## BEGIN EXERCISE INPUT
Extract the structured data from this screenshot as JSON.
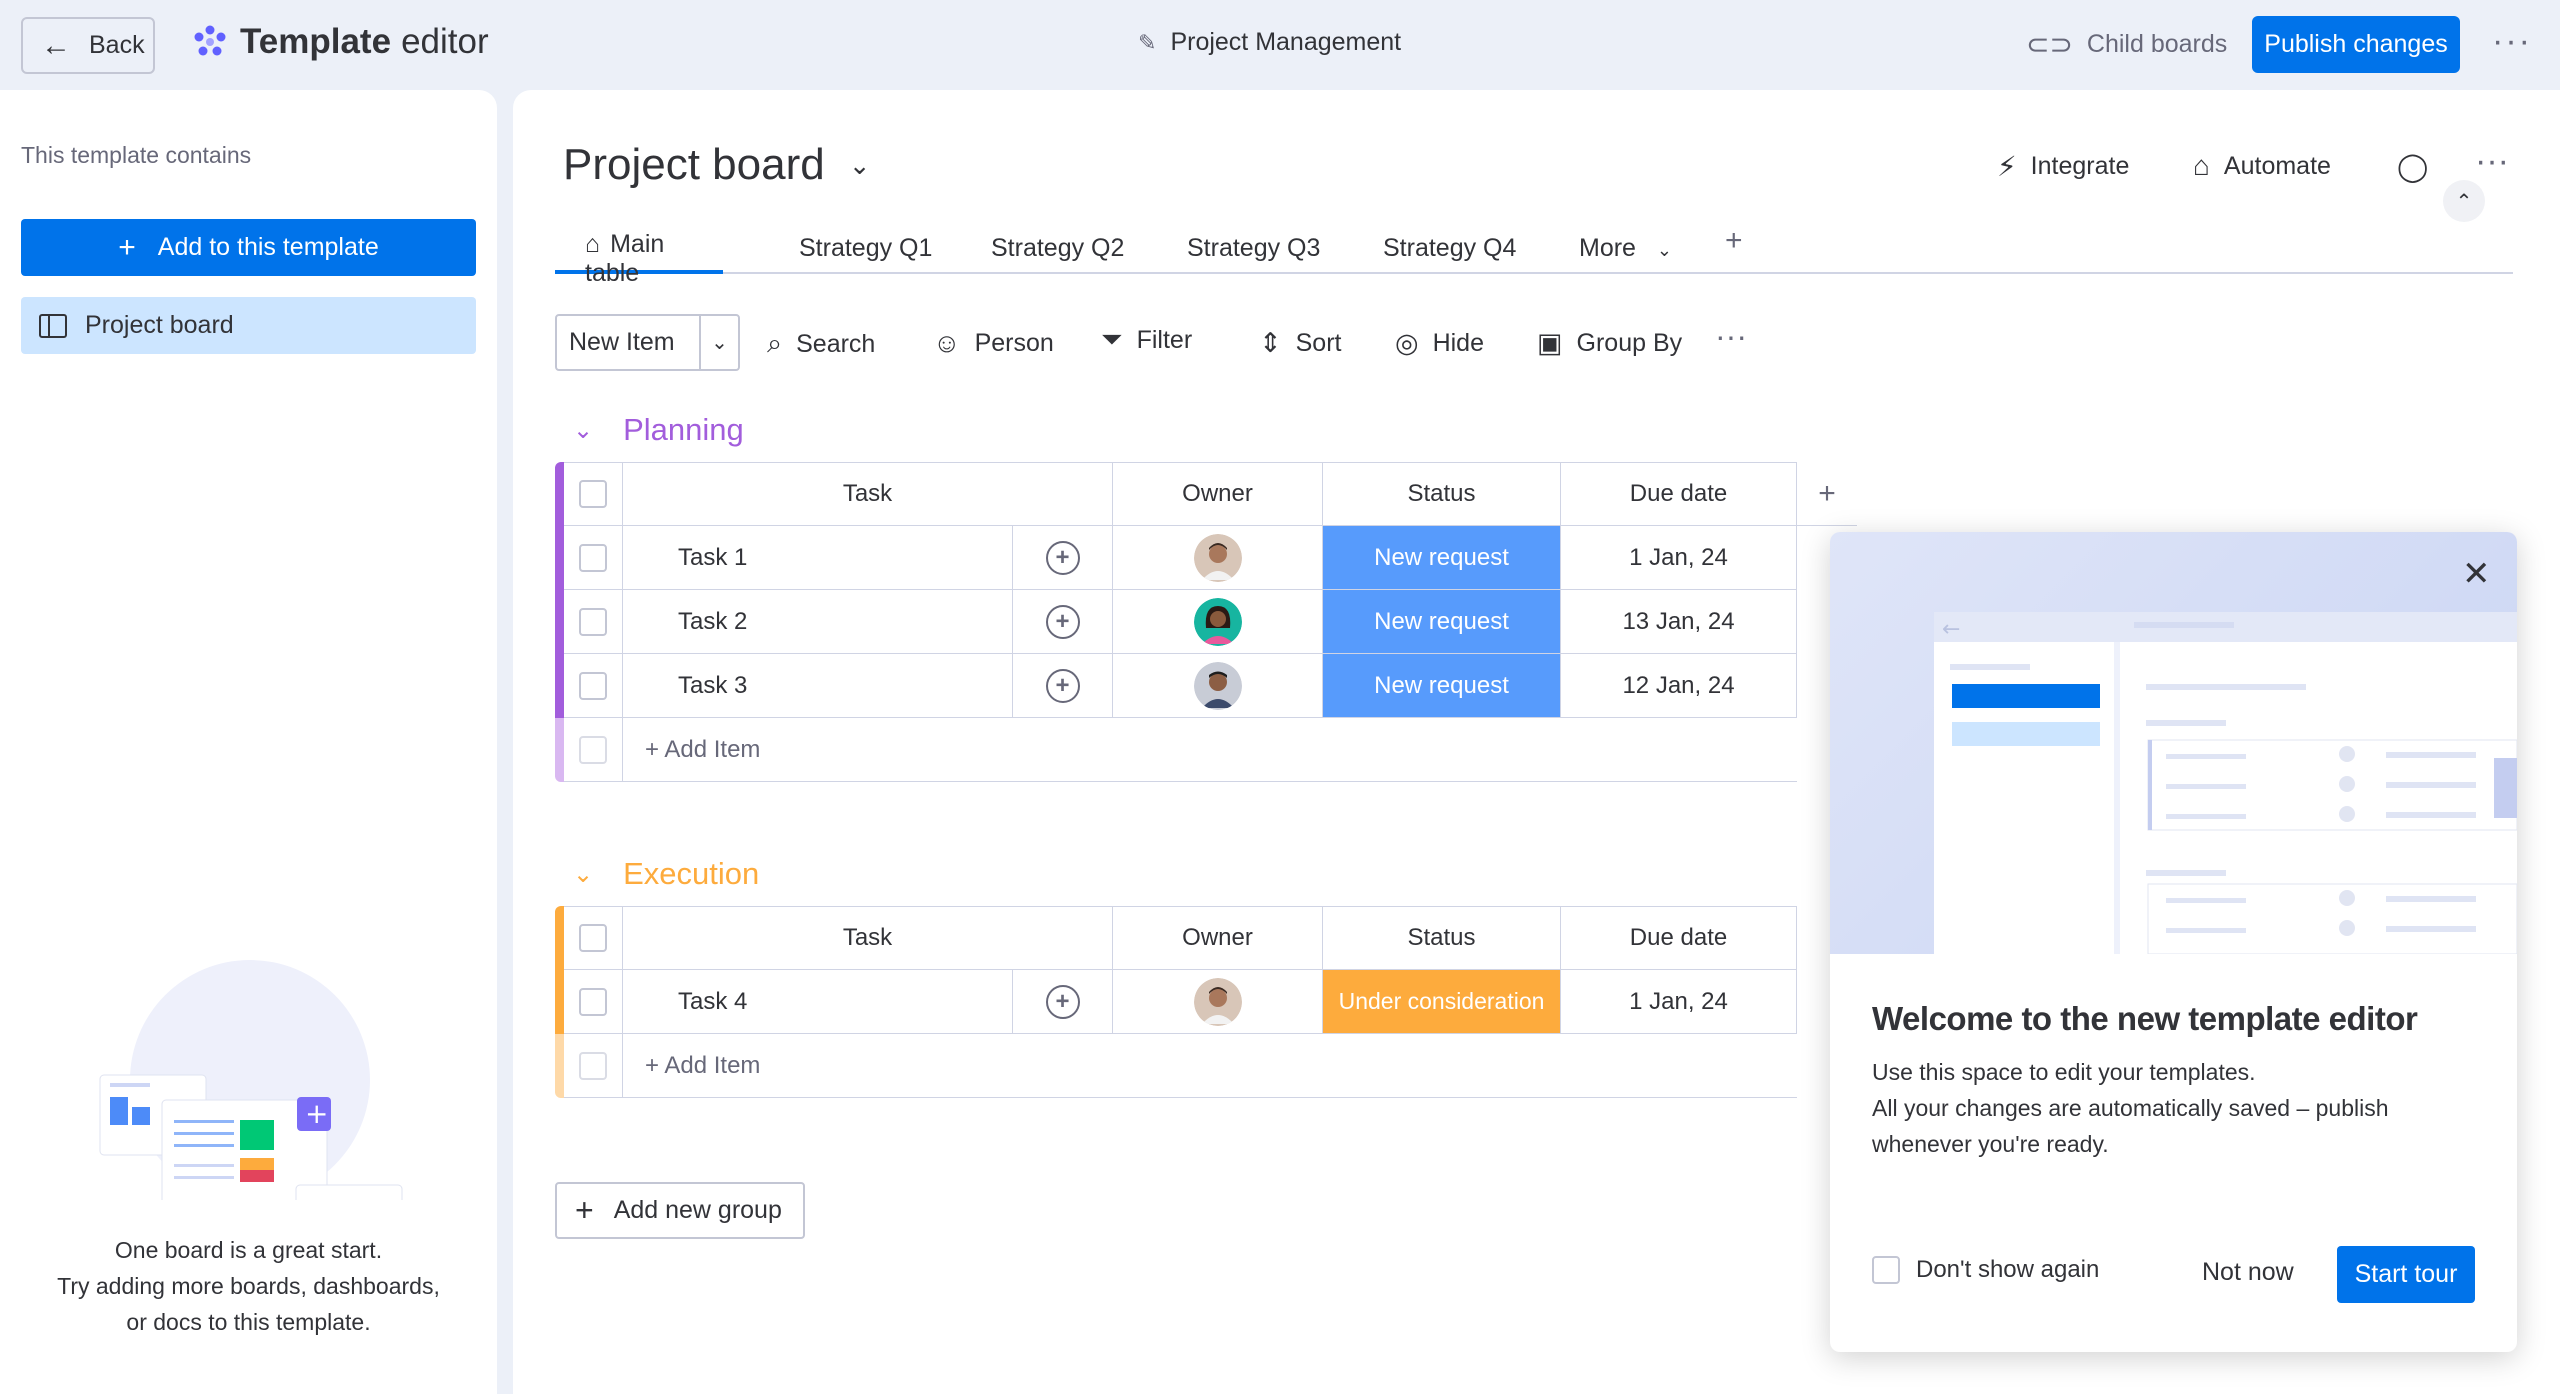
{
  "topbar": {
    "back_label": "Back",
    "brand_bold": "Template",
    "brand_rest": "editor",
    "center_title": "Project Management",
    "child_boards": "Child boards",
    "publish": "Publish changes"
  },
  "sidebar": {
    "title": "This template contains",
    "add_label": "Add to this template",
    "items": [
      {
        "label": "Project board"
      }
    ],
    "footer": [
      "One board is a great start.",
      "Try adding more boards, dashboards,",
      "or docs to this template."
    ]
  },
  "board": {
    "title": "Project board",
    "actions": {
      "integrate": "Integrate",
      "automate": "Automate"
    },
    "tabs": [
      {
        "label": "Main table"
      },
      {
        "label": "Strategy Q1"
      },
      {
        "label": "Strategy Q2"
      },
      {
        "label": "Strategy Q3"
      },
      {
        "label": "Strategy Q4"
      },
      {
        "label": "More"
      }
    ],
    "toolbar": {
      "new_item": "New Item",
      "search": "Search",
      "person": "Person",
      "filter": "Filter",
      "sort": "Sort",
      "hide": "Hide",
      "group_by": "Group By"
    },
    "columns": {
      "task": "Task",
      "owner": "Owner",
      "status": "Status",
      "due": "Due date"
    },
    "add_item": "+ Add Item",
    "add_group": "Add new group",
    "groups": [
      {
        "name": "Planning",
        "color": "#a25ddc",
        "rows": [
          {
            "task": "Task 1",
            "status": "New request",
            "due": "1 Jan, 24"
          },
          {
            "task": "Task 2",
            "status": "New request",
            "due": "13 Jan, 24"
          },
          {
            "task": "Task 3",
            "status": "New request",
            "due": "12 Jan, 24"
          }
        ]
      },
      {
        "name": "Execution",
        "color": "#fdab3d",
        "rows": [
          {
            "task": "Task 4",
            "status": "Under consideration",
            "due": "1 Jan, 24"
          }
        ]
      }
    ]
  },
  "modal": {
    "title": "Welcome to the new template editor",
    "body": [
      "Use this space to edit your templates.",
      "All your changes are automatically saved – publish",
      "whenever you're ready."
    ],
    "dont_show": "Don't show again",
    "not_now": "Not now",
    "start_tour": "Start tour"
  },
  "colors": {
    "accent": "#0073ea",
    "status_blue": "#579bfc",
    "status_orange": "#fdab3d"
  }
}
## END EXERCISE INPUT
## BEGIN EXERCISE INPUT
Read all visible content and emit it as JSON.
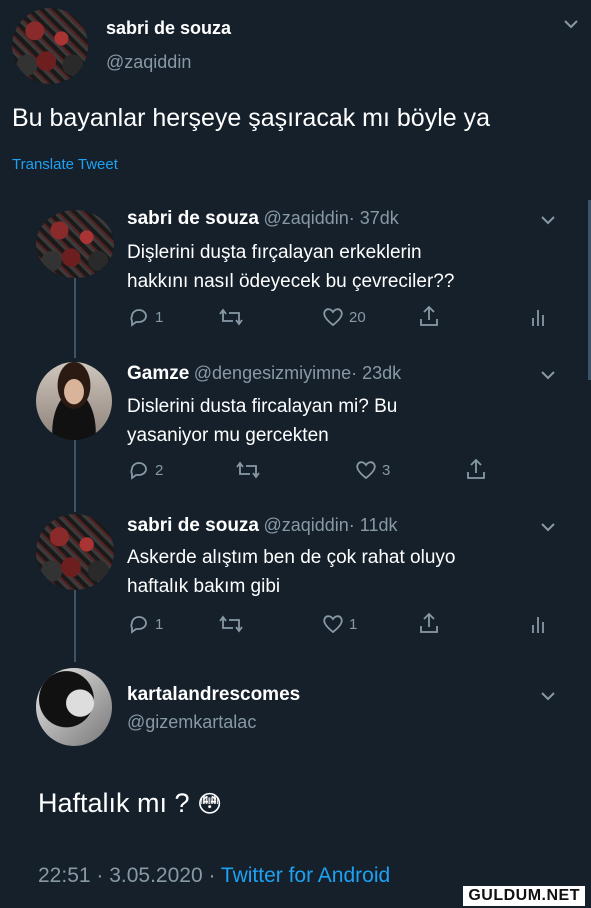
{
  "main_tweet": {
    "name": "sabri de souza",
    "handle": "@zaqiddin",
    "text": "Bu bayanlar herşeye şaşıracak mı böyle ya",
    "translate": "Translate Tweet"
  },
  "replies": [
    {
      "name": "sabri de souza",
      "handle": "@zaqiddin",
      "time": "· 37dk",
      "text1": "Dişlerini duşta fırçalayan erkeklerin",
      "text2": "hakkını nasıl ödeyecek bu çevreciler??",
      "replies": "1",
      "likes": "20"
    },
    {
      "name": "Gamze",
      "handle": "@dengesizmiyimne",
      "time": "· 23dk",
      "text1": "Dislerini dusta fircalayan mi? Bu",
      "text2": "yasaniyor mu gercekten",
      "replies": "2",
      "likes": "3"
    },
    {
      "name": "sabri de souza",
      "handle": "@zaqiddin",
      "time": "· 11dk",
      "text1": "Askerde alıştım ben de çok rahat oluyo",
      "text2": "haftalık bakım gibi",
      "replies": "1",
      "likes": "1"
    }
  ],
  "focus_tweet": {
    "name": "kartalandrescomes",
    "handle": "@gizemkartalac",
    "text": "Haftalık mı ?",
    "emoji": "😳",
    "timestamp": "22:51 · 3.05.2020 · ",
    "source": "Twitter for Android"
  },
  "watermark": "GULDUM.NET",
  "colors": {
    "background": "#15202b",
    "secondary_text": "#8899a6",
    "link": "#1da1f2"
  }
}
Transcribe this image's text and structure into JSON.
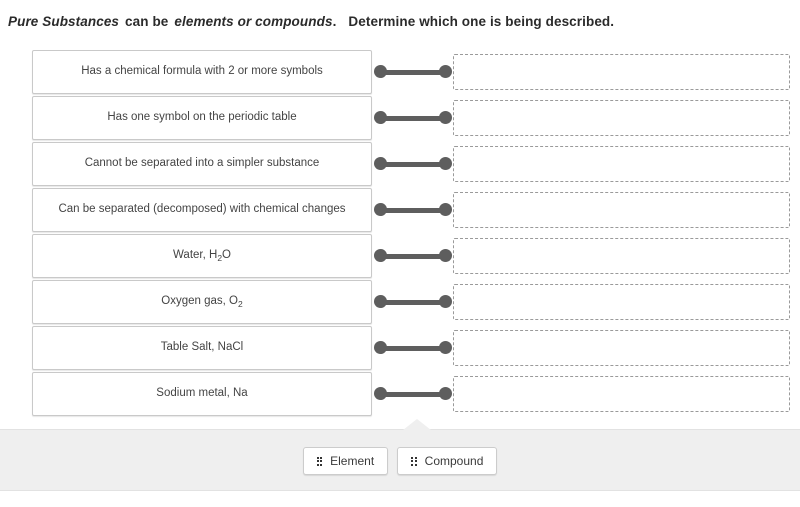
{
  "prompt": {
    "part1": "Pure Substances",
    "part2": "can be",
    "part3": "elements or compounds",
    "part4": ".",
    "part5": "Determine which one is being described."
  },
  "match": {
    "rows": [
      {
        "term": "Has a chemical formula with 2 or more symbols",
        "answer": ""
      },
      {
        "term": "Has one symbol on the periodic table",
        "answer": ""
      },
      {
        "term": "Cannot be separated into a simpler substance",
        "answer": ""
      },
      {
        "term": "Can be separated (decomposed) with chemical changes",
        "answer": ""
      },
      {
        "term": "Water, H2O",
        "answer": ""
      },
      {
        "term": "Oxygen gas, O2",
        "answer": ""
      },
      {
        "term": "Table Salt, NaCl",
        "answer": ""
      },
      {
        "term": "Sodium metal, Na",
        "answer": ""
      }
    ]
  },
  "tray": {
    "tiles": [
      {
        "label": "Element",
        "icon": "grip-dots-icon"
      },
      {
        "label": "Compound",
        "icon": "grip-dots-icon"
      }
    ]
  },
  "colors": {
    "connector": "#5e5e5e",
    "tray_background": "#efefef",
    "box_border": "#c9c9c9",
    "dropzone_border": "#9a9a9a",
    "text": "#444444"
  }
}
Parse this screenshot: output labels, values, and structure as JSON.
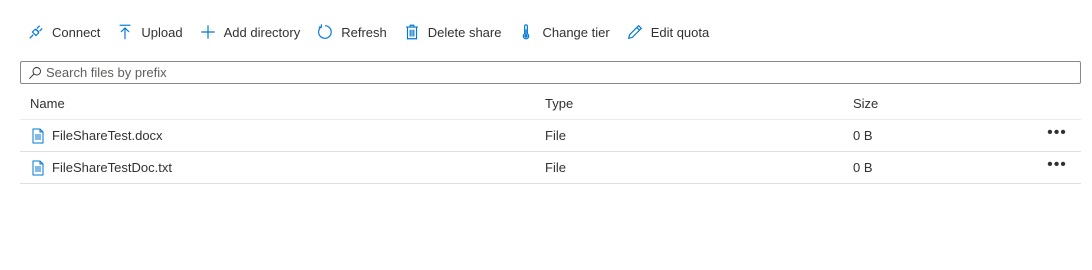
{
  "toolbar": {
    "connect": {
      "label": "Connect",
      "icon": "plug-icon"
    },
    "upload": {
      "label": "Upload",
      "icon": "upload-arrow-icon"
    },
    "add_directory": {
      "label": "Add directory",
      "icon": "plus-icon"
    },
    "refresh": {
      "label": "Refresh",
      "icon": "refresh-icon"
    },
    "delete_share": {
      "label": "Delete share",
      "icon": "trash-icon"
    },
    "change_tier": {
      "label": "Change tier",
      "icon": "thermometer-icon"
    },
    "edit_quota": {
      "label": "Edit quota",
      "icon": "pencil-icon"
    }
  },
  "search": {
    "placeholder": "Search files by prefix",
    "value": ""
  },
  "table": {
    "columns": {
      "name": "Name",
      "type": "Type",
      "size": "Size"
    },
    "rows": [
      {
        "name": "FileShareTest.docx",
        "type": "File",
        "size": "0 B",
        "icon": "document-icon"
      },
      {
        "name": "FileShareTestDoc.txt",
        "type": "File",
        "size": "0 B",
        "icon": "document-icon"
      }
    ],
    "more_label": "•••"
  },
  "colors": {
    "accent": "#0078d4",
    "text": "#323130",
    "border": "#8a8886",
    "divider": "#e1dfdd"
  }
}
## END EXERCISE INPUT
## BEGIN EXERCISE INPUT
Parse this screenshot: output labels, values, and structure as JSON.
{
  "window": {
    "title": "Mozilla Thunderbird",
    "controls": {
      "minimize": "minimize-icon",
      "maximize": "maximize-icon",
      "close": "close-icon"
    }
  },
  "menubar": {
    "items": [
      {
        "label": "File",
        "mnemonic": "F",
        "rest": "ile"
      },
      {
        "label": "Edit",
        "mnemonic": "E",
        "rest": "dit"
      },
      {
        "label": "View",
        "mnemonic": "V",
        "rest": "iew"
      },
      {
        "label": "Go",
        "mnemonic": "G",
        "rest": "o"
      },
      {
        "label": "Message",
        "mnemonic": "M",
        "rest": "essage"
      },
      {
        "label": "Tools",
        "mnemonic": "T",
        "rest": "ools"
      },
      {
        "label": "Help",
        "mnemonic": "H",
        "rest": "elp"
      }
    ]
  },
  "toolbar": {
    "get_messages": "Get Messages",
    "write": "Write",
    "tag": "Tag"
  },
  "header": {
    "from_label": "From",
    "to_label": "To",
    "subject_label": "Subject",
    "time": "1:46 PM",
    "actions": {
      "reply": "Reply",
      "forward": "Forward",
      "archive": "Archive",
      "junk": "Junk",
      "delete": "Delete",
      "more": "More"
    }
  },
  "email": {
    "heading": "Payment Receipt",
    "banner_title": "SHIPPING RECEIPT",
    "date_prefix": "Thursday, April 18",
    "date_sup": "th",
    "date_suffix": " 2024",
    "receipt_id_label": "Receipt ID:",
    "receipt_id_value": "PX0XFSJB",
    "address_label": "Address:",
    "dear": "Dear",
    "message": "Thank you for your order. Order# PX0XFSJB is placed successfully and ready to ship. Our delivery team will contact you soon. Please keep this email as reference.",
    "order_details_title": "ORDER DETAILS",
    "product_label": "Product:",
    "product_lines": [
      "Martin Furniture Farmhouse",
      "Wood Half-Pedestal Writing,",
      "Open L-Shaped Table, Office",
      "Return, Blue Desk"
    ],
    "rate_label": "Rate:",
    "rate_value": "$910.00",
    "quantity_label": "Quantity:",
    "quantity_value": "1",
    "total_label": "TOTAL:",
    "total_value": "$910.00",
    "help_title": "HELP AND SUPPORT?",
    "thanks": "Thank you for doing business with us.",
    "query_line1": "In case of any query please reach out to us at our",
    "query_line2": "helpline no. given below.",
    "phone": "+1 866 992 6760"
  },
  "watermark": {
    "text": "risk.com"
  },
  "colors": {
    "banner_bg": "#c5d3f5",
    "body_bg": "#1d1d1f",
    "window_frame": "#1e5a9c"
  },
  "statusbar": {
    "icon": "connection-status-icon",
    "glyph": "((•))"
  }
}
## END EXERCISE INPUT
WHAT THE EXERCISE ASKS:
Copy each line above where the string "into" occurs.

TASK OUTPUT:
Transcribe this image's text and structure into JSON.
        "term": "Cannot be separated into a simpler substance",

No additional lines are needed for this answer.